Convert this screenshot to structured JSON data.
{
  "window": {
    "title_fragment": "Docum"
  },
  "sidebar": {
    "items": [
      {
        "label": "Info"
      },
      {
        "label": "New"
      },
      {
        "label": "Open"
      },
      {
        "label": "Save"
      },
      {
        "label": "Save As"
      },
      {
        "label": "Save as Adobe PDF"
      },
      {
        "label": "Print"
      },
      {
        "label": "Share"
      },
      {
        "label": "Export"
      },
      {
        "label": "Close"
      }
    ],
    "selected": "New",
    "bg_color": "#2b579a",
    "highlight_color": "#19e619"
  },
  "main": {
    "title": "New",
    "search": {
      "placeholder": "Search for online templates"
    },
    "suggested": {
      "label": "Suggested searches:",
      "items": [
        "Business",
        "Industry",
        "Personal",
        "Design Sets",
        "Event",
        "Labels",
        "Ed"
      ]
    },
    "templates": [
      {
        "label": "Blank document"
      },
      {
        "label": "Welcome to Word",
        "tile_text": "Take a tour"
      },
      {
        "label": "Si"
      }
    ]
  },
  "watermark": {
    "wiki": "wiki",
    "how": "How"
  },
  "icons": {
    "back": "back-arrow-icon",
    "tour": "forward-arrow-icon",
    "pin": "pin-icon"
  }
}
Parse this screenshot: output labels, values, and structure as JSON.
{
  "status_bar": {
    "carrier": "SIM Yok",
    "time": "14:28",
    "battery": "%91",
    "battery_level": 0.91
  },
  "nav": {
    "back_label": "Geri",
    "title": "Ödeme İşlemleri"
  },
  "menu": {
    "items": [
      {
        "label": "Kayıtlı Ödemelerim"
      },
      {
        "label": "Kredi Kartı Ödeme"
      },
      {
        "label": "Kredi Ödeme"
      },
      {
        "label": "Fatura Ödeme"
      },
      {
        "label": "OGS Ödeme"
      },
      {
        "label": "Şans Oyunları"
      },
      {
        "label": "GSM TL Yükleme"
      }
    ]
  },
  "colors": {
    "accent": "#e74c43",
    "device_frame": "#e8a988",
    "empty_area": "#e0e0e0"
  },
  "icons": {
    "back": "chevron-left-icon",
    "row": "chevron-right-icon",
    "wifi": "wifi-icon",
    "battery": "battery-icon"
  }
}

========

EXERCISE TASK -
Report the number of lines above that contain the word "Save", and only that number.

SOLUTION FOR THIS EXERCISE -
3